• WHAT TO PRODUCE: Below is a listing; copy all of it exactly.

START EXTRACTED DATA

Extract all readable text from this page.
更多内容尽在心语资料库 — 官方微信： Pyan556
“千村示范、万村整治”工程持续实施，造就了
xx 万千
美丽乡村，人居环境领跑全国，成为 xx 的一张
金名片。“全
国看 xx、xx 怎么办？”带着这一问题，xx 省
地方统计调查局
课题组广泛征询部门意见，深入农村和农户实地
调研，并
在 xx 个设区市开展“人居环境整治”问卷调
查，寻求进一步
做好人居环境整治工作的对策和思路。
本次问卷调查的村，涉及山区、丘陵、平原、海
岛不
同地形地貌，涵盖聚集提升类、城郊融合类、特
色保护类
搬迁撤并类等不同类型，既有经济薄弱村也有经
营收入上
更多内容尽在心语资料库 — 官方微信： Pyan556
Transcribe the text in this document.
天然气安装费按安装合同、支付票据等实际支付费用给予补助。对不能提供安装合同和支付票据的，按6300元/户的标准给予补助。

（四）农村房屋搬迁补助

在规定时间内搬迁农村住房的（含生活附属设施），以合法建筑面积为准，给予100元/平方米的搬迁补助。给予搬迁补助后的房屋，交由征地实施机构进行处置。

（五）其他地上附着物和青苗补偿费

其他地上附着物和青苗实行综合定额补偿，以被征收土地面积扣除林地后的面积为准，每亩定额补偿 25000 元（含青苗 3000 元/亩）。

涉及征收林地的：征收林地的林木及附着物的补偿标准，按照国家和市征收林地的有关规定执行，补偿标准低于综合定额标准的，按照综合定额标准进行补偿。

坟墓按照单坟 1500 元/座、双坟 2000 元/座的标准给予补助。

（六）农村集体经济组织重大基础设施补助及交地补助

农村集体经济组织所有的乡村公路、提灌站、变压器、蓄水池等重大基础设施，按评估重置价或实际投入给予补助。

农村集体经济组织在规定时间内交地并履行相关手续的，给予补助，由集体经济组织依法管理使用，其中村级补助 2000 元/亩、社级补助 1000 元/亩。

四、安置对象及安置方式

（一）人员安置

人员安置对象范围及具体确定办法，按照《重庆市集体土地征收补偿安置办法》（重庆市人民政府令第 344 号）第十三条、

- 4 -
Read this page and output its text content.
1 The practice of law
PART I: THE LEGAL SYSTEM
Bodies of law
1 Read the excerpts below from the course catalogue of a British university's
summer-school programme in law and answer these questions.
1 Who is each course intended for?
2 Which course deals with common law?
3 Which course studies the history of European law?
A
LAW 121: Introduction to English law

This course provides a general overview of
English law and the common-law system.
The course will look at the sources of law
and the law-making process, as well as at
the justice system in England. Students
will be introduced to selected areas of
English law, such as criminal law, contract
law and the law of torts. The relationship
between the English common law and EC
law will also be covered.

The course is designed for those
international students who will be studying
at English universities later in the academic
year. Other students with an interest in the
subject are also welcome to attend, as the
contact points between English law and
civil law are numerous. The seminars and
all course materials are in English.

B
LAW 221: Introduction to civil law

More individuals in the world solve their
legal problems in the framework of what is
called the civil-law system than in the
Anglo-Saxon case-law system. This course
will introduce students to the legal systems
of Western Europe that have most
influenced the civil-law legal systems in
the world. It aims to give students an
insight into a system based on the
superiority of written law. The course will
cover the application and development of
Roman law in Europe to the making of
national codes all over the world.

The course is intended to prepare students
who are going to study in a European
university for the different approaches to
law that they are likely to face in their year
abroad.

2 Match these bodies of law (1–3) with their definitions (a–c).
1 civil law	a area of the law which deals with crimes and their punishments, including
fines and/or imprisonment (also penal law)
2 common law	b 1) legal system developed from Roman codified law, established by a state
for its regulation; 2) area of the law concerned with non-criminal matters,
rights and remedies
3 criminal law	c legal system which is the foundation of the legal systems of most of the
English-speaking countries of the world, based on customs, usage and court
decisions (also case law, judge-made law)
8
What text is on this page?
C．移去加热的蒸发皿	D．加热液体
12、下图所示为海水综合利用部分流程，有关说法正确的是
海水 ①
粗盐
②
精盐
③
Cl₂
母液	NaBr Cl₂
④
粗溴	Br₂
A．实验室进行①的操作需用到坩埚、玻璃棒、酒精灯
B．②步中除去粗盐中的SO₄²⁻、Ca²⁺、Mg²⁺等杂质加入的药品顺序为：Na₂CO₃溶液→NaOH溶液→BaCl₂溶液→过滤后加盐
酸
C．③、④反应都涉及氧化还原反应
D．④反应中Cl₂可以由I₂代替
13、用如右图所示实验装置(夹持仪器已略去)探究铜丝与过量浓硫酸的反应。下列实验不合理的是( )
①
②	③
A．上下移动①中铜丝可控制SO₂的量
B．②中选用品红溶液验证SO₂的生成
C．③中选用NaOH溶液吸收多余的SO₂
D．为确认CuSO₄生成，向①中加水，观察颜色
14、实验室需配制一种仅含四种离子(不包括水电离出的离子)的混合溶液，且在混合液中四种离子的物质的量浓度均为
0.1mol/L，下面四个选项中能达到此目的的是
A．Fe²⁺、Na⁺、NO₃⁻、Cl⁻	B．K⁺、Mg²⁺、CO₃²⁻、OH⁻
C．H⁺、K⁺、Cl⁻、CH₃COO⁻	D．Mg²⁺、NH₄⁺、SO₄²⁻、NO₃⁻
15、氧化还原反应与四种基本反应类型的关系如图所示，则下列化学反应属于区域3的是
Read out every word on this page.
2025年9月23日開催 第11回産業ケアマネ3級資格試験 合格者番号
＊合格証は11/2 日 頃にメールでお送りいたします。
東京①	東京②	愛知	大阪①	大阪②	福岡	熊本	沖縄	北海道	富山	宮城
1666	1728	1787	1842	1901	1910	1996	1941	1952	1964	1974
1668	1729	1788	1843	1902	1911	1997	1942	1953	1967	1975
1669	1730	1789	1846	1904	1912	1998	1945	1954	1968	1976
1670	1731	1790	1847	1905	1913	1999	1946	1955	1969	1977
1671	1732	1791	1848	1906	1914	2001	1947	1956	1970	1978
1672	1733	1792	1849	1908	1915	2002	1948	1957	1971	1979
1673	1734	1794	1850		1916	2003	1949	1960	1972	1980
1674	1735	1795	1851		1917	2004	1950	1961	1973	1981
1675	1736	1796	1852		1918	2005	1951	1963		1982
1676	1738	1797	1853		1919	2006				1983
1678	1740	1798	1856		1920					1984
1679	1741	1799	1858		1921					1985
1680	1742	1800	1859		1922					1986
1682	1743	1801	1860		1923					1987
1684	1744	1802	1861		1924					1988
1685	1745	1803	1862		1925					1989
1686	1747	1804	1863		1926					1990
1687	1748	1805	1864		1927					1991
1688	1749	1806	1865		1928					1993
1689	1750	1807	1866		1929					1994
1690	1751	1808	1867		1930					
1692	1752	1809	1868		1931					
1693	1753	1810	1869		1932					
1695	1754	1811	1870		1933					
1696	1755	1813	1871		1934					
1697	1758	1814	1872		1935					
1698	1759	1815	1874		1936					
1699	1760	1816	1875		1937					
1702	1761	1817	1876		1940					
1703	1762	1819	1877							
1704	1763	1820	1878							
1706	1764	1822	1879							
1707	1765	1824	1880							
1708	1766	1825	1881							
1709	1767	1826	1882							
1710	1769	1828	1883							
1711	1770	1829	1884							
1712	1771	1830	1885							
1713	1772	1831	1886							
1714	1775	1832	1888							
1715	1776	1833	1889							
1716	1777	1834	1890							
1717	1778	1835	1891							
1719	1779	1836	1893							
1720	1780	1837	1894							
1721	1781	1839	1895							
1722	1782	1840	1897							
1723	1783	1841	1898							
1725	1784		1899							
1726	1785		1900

END EXTRACTED DATA

• RESPONSE TO THIS TASK:
Extract all readable text from this page.
更多内容尽在心语资料库 — 官方微信： Pyan556
“千村示范、万村整治”工程持续实施，造就了
xx 万千
美丽乡村，人居环境领跑全国，成为 xx 的一张
金名片。“全
国看 xx、xx 怎么办？”带着这一问题，xx 省
地方统计调查局
课题组广泛征询部门意见，深入农村和农户实地
调研，并
在 xx 个设区市开展“人居环境整治”问卷调
查，寻求进一步
做好人居环境整治工作的对策和思路。
本次问卷调查的村，涉及山区、丘陵、平原、海
岛不
同地形地貌，涵盖聚集提升类、城郊融合类、特
色保护类
搬迁撤并类等不同类型，既有经济薄弱村也有经
营收入上
更多内容尽在心语资料库 — 官方微信： Pyan556
Transcribe the text in this document.
天然气安装费按安装合同、支付票据等实际支付费用给予补助。对不能提供安装合同和支付票据的，按6300元/户的标准给予补助。

（四）农村房屋搬迁补助

在规定时间内搬迁农村住房的（含生活附属设施），以合法建筑面积为准，给予100元/平方米的搬迁补助。给予搬迁补助后的房屋，交由征地实施机构进行处置。

（五）其他地上附着物和青苗补偿费

其他地上附着物和青苗实行综合定额补偿，以被征收土地面积扣除林地后的面积为准，每亩定额补偿 25000 元（含青苗 3000 元/亩）。

涉及征收林地的：征收林地的林木及附着物的补偿标准，按照国家和市征收林地的有关规定执行，补偿标准低于综合定额标准的，按照综合定额标准进行补偿。

坟墓按照单坟 1500 元/座、双坟 2000 元/座的标准给予补助。

（六）农村集体经济组织重大基础设施补助及交地补助

农村集体经济组织所有的乡村公路、提灌站、变压器、蓄水池等重大基础设施，按评估重置价或实际投入给予补助。

农村集体经济组织在规定时间内交地并履行相关手续的，给予补助，由集体经济组织依法管理使用，其中村级补助 2000 元/亩、社级补助 1000 元/亩。

四、安置对象及安置方式

（一）人员安置

人员安置对象范围及具体确定办法，按照《重庆市集体土地征收补偿安置办法》（重庆市人民政府令第 344 号）第十三条、

- 4 -
Read this page and output its text content.
1 The practice of law
PART I: THE LEGAL SYSTEM
Bodies of law
1 Read the excerpts below from the course catalogue of a British university's
summer-school programme in law and answer these questions.
1 Who is each course intended for?
2 Which course deals with common law?
3 Which course studies the history of European law?
A
LAW 121: Introduction to English law

This course provides a general overview of
English law and the common-law system.
The course will look at the sources of law
and the law-making process, as well as at
the justice system in England. Students
will be introduced to selected areas of
English law, such as criminal law, contract
law and the law of torts. The relationship
between the English common law and EC
law will also be covered.

The course is designed for those
international students who will be studying
at English universities later in the academic
year. Other students with an interest in the
subject are also welcome to attend, as the
contact points between English law and
civil law are numerous. The seminars and
all course materials are in English.

B
LAW 221: Introduction to civil law

More individuals in the world solve their
legal problems in the framework of what is
called the civil-law system than in the
Anglo-Saxon case-law system. This course
will introduce students to the legal systems
of Western Europe that have most
influenced the civil-law legal systems in
the world. It aims to give students an
insight into a system based on the
superiority of written law. The course will
cover the application and development of
Roman law in Europe to the making of
national codes all over the world.

The course is intended to prepare students
who are going to study in a European
university for the different approaches to
law that they are likely to face in their year
abroad.

2 Match these bodies of law (1–3) with their definitions (a–c).
1 civil law	a area of the law which deals with crimes and their punishments, including
fines and/or imprisonment (also penal law)
2 common law	b 1) legal system developed from Roman codified law, established by a state
for its regulation; 2) area of the law concerned with non-criminal matters,
rights and remedies
3 criminal law	c legal system which is the foundation of the legal systems of most of the
English-speaking countries of the world, based on customs, usage and court
decisions (also case law, judge-made law)
8
What text is on this page?
C．移去加热的蒸发皿	D．加热液体
12、下图所示为海水综合利用部分流程，有关说法正确的是
海水 ①
粗盐
②
精盐
③
Cl₂
母液	NaBr Cl₂
④
粗溴	Br₂
A．实验室进行①的操作需用到坩埚、玻璃棒、酒精灯
B．②步中除去粗盐中的SO₄²⁻、Ca²⁺、Mg²⁺等杂质加入的药品顺序为：Na₂CO₃溶液→NaOH溶液→BaCl₂溶液→过滤后加盐
酸
C．③、④反应都涉及氧化还原反应
D．④反应中Cl₂可以由I₂代替
13、用如右图所示实验装置(夹持仪器已略去)探究铜丝与过量浓硫酸的反应。下列实验不合理的是( )
①
②	③
A．上下移动①中铜丝可控制SO₂的量
B．②中选用品红溶液验证SO₂的生成
C．③中选用NaOH溶液吸收多余的SO₂
D．为确认CuSO₄生成，向①中加水，观察颜色
14、实验室需配制一种仅含四种离子(不包括水电离出的离子)的混合溶液，且在混合液中四种离子的物质的量浓度均为
0.1mol/L，下面四个选项中能达到此目的的是
A．Fe²⁺、Na⁺、NO₃⁻、Cl⁻	B．K⁺、Mg²⁺、CO₃²⁻、OH⁻
C．H⁺、K⁺、Cl⁻、CH₃COO⁻	D．Mg²⁺、NH₄⁺、SO₄²⁻、NO₃⁻
15、氧化还原反应与四种基本反应类型的关系如图所示，则下列化学反应属于区域3的是
Read out every word on this page.
2025年9月23日開催 第11回産業ケアマネ3級資格試験 合格者番号
＊合格証は11/2 日 頃にメールでお送りいたします。
東京①	東京②	愛知	大阪①	大阪②	福岡	熊本	沖縄	北海道	富山	宮城
1666	1728	1787	1842	1901	1910	1996	1941	1952	1964	1974
1668	1729	1788	1843	1902	1911	1997	1942	1953	1967	1975
1669	1730	1789	1846	1904	1912	1998	1945	1954	1968	1976
1670	1731	1790	1847	1905	1913	1999	1946	1955	1969	1977
1671	1732	1791	1848	1906	1914	2001	1947	1956	1970	1978
1672	1733	1792	1849	1908	1915	2002	1948	1957	1971	1979
1673	1734	1794	1850		1916	2003	1949	1960	1972	1980
1674	1735	1795	1851		1917	2004	1950	1961	1973	1981
1675	1736	1796	1852		1918	2005	1951	1963		1982
1676	1738	1797	1853		1919	2006				1983
1678	1740	1798	1856		1920					1984
1679	1741	1799	1858		1921					1985
1680	1742	1800	1859		1922					1986
1682	1743	1801	1860		1923					1987
1684	1744	1802	1861		1924					1988
1685	1745	1803	1862		1925					1989
1686	1747	1804	1863		1926					1990
1687	1748	1805	1864		1927					1991
1688	1749	1806	1865		1928					1993
1689	1750	1807	1866		1929					1994
1690	1751	1808	1867		1930					
1692	1752	1809	1868		1931					
1693	1753	1810	1869		1932					
1695	1754	1811	1870		1933					
1696	1755	1813	1871		1934					
1697	1758	1814	1872		1935					
1698	1759	1815	1874		1936					
1699	1760	1816	1875		1937					
1702	1761	1817	1876		1940					
1703	1762	1819	1877							
1704	1763	1820	1878							
1706	1764	1822	1879							
1707	1765	1824	1880							
1708	1766	1825	1881							
1709	1767	1826	1882							
1710	1769	1828	1883							
1711	1770	1829	1884							
1712	1771	1830	1885							
1713	1772	1831	1886							
1714	1775	1832	1888							
1715	1776	1833	1889							
1716	1777	1834	1890							
1717	1778	1835	1891							
1719	1779	1836	1893							
1720	1780	1837	1894							
1721	1781	1839	1895							
1722	1782	1840	1897							
1723	1783	1841	1898							
1725	1784		1899							
1726	1785		1900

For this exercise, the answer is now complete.